#### Provided data ####
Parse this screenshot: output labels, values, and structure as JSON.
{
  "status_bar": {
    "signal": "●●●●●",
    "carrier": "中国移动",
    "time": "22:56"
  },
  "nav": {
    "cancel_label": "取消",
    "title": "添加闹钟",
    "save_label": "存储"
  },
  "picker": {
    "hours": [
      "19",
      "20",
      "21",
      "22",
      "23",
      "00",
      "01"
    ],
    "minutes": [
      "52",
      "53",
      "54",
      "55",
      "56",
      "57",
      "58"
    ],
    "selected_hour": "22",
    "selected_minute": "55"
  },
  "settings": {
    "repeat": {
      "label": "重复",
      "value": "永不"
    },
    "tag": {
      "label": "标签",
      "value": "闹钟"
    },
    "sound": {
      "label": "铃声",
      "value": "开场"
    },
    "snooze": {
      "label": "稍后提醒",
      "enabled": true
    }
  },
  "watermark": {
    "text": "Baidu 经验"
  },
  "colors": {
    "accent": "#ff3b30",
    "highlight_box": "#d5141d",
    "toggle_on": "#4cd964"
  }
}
####
## Set task
Send back all of the entries exactly, with nothing missing.

## Task response
Parse this screenshot: output labels, values, and structure as JSON.
{
  "status_bar": {
    "signal": "●●●●●",
    "carrier": "中国移动",
    "time": "22:56"
  },
  "nav": {
    "cancel_label": "取消",
    "title": "添加闹钟",
    "save_label": "存储"
  },
  "picker": {
    "hours": [
      "19",
      "20",
      "21",
      "22",
      "23",
      "00",
      "01"
    ],
    "minutes": [
      "52",
      "53",
      "54",
      "55",
      "56",
      "57",
      "58"
    ],
    "selected_hour": "22",
    "selected_minute": "55"
  },
  "settings": {
    "repeat": {
      "label": "重复",
      "value": "永不"
    },
    "tag": {
      "label": "标签",
      "value": "闹钟"
    },
    "sound": {
      "label": "铃声",
      "value": "开场"
    },
    "snooze": {
      "label": "稍后提醒",
      "enabled": true
    }
  },
  "watermark": {
    "text": "Baidu 经验"
  },
  "colors": {
    "accent": "#ff3b30",
    "highlight_box": "#d5141d",
    "toggle_on": "#4cd964"
  }
}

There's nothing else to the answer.